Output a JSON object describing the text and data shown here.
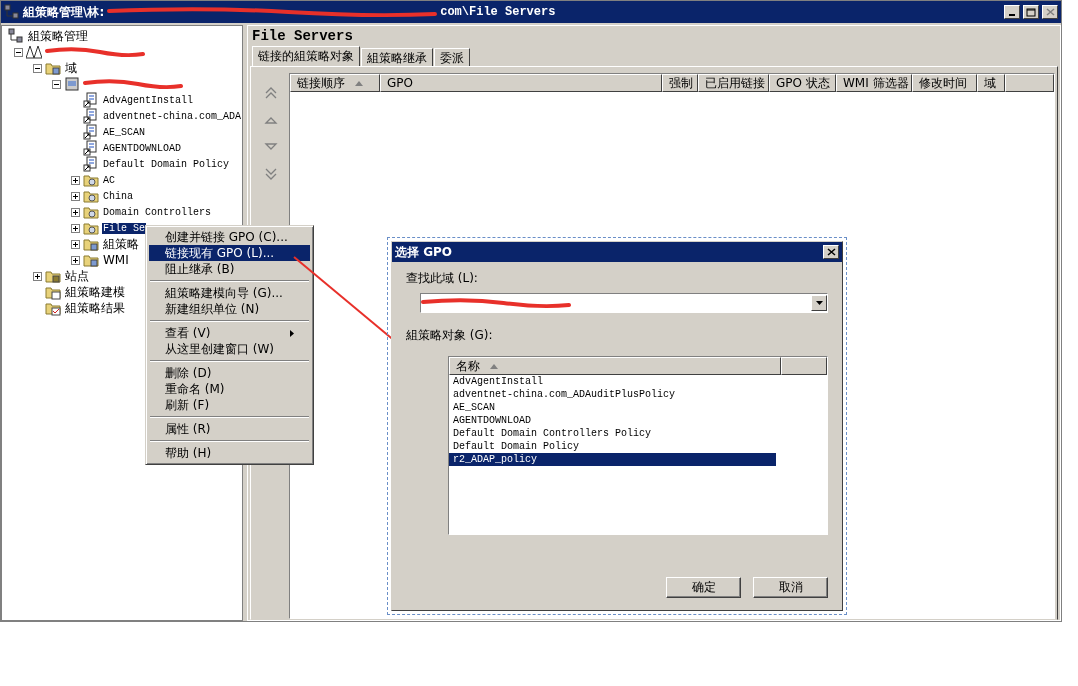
{
  "window": {
    "title": "組策略管理\\林:",
    "title_tail": "com\\File Servers"
  },
  "tree": [
    {
      "kind": "console",
      "label": "組策略管理",
      "selected": false,
      "children": [
        {
          "kind": "forest",
          "expanded": true,
          "selected": false,
          "children": [
            {
              "kind": "domains",
              "label": "域",
              "expanded": true,
              "selected": false,
              "children": [
                {
                  "kind": "domain",
                  "expanded": true,
                  "selected": false,
                  "children": [
                    {
                      "kind": "gpo",
                      "label": "AdvAgentInstall",
                      "selected": false
                    },
                    {
                      "kind": "gpo",
                      "label": "adventnet-china.com_ADA",
                      "selected": false
                    },
                    {
                      "kind": "gpo",
                      "label": "AE_SCAN",
                      "selected": false
                    },
                    {
                      "kind": "gpo",
                      "label": "AGENTDOWNLOAD",
                      "selected": false
                    },
                    {
                      "kind": "gpo",
                      "label": "Default Domain Policy",
                      "selected": false
                    },
                    {
                      "kind": "ou",
                      "label": "AC",
                      "expanded": false,
                      "selected": false
                    },
                    {
                      "kind": "ou",
                      "label": "China",
                      "expanded": false,
                      "selected": false
                    },
                    {
                      "kind": "ou",
                      "label": "Domain Controllers",
                      "expanded": false,
                      "selected": false
                    },
                    {
                      "kind": "ou",
                      "label": "File Se",
                      "expanded": false,
                      "selected": true
                    },
                    {
                      "kind": "gpo-folder",
                      "label": "組策略",
                      "expanded": false,
                      "selected": false
                    },
                    {
                      "kind": "wmi-folder",
                      "label": "WMI",
                      "expanded": false,
                      "selected": false
                    }
                  ]
                }
              ]
            },
            {
              "kind": "sites",
              "label": "站点",
              "expanded": false,
              "selected": false
            },
            {
              "kind": "modeling",
              "label": "組策略建模",
              "selected": false
            },
            {
              "kind": "results",
              "label": "組策略结果",
              "selected": false
            }
          ]
        }
      ]
    }
  ],
  "detail": {
    "heading": "File Servers",
    "tabs": [
      {
        "label": "链接的組策略对象",
        "selected": true
      },
      {
        "label": "組策略继承",
        "selected": false
      },
      {
        "label": "委派",
        "selected": false
      }
    ],
    "columns": [
      {
        "label": "链接顺序",
        "sorted": true
      },
      {
        "label": "GPO"
      },
      {
        "label": "强制"
      },
      {
        "label": "已启用链接"
      },
      {
        "label": "GPO 状态"
      },
      {
        "label": "WMI 筛选器"
      },
      {
        "label": "修改时间"
      },
      {
        "label": "域"
      }
    ],
    "order_buttons": [
      {
        "kind": "top"
      },
      {
        "kind": "up"
      },
      {
        "kind": "down"
      },
      {
        "kind": "bottom"
      }
    ]
  },
  "context_menu": [
    [
      {
        "label": "创建并链接 GPO (C)...",
        "selected": false
      },
      {
        "label": "链接现有 GPO (L)...",
        "selected": true
      },
      {
        "label": "阻止继承 (B)",
        "selected": false
      }
    ],
    [
      {
        "label": "組策略建模向导 (G)...",
        "selected": false
      },
      {
        "label": "新建组织单位 (N)",
        "selected": false
      }
    ],
    [
      {
        "label": "查看 (V)",
        "selected": false,
        "submenu": true
      },
      {
        "label": "从这里创建窗口 (W)",
        "selected": false
      }
    ],
    [
      {
        "label": "删除 (D)",
        "selected": false
      },
      {
        "label": "重命名 (M)",
        "selected": false
      },
      {
        "label": "刷新 (F)",
        "selected": false
      }
    ],
    [
      {
        "label": "属性 (R)",
        "selected": false
      }
    ],
    [
      {
        "label": "帮助 (H)",
        "selected": false
      }
    ]
  ],
  "dialog": {
    "title": "选择 GPO",
    "domain_label": "查找此域 (L):",
    "list_label": "組策略对象 (G):",
    "list_header": "名称",
    "items": [
      {
        "label": "AdvAgentInstall",
        "selected": false
      },
      {
        "label": "adventnet-china.com_ADAuditPlusPolicy",
        "selected": false
      },
      {
        "label": "AE_SCAN",
        "selected": false
      },
      {
        "label": "AGENTDOWNLOAD",
        "selected": false
      },
      {
        "label": "Default Domain Controllers Policy",
        "selected": false
      },
      {
        "label": "Default Domain Policy",
        "selected": false
      },
      {
        "label": "r2_ADAP_policy",
        "selected": true
      }
    ],
    "buttons": [
      "确定",
      "取消"
    ]
  }
}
.....
### Job
Reproduce the records, all of them, word for word; omit the pictures.

### Task solution
Output a JSON object describing the text and data shown here.
{
  "window": {
    "title": "組策略管理\\林:",
    "title_tail": "com\\File Servers"
  },
  "tree": [
    {
      "kind": "console",
      "label": "組策略管理",
      "selected": false,
      "children": [
        {
          "kind": "forest",
          "expanded": true,
          "selected": false,
          "children": [
            {
              "kind": "domains",
              "label": "域",
              "expanded": true,
              "selected": false,
              "children": [
                {
                  "kind": "domain",
                  "expanded": true,
                  "selected": false,
                  "children": [
                    {
                      "kind": "gpo",
                      "label": "AdvAgentInstall",
                      "selected": false
                    },
                    {
                      "kind": "gpo",
                      "label": "adventnet-china.com_ADA",
                      "selected": false
                    },
                    {
                      "kind": "gpo",
                      "label": "AE_SCAN",
                      "selected": false
                    },
                    {
                      "kind": "gpo",
                      "label": "AGENTDOWNLOAD",
                      "selected": false
                    },
                    {
                      "kind": "gpo",
                      "label": "Default Domain Policy",
                      "selected": false
                    },
                    {
                      "kind": "ou",
                      "label": "AC",
                      "expanded": false,
                      "selected": false
                    },
                    {
                      "kind": "ou",
                      "label": "China",
                      "expanded": false,
                      "selected": false
                    },
                    {
                      "kind": "ou",
                      "label": "Domain Controllers",
                      "expanded": false,
                      "selected": false
                    },
                    {
                      "kind": "ou",
                      "label": "File Se",
                      "expanded": false,
                      "selected": true
                    },
                    {
                      "kind": "gpo-folder",
                      "label": "組策略",
                      "expanded": false,
                      "selected": false
                    },
                    {
                      "kind": "wmi-folder",
                      "label": "WMI",
                      "expanded": false,
                      "selected": false
                    }
                  ]
                }
              ]
            },
            {
              "kind": "sites",
              "label": "站点",
              "expanded": false,
              "selected": false
            },
            {
              "kind": "modeling",
              "label": "組策略建模",
              "selected": false
            },
            {
              "kind": "results",
              "label": "組策略结果",
              "selected": false
            }
          ]
        }
      ]
    }
  ],
  "detail": {
    "heading": "File Servers",
    "tabs": [
      {
        "label": "链接的組策略对象",
        "selected": true
      },
      {
        "label": "組策略继承",
        "selected": false
      },
      {
        "label": "委派",
        "selected": false
      }
    ],
    "columns": [
      {
        "label": "链接顺序",
        "sorted": true
      },
      {
        "label": "GPO"
      },
      {
        "label": "强制"
      },
      {
        "label": "已启用链接"
      },
      {
        "label": "GPO 状态"
      },
      {
        "label": "WMI 筛选器"
      },
      {
        "label": "修改时间"
      },
      {
        "label": "域"
      }
    ],
    "order_buttons": [
      {
        "kind": "top"
      },
      {
        "kind": "up"
      },
      {
        "kind": "down"
      },
      {
        "kind": "bottom"
      }
    ]
  },
  "context_menu": [
    [
      {
        "label": "创建并链接 GPO (C)...",
        "selected": false
      },
      {
        "label": "链接现有 GPO (L)...",
        "selected": true
      },
      {
        "label": "阻止继承 (B)",
        "selected": false
      }
    ],
    [
      {
        "label": "組策略建模向导 (G)...",
        "selected": false
      },
      {
        "label": "新建组织单位 (N)",
        "selected": false
      }
    ],
    [
      {
        "label": "查看 (V)",
        "selected": false,
        "submenu": true
      },
      {
        "label": "从这里创建窗口 (W)",
        "selected": false
      }
    ],
    [
      {
        "label": "删除 (D)",
        "selected": false
      },
      {
        "label": "重命名 (M)",
        "selected": false
      },
      {
        "label": "刷新 (F)",
        "selected": false
      }
    ],
    [
      {
        "label": "属性 (R)",
        "selected": false
      }
    ],
    [
      {
        "label": "帮助 (H)",
        "selected": false
      }
    ]
  ],
  "dialog": {
    "title": "选择 GPO",
    "domain_label": "查找此域 (L):",
    "list_label": "組策略对象 (G):",
    "list_header": "名称",
    "items": [
      {
        "label": "AdvAgentInstall",
        "selected": false
      },
      {
        "label": "adventnet-china.com_ADAuditPlusPolicy",
        "selected": false
      },
      {
        "label": "AE_SCAN",
        "selected": false
      },
      {
        "label": "AGENTDOWNLOAD",
        "selected": false
      },
      {
        "label": "Default Domain Controllers Policy",
        "selected": false
      },
      {
        "label": "Default Domain Policy",
        "selected": false
      },
      {
        "label": "r2_ADAP_policy",
        "selected": true
      }
    ],
    "buttons": [
      "确定",
      "取消"
    ]
  }
}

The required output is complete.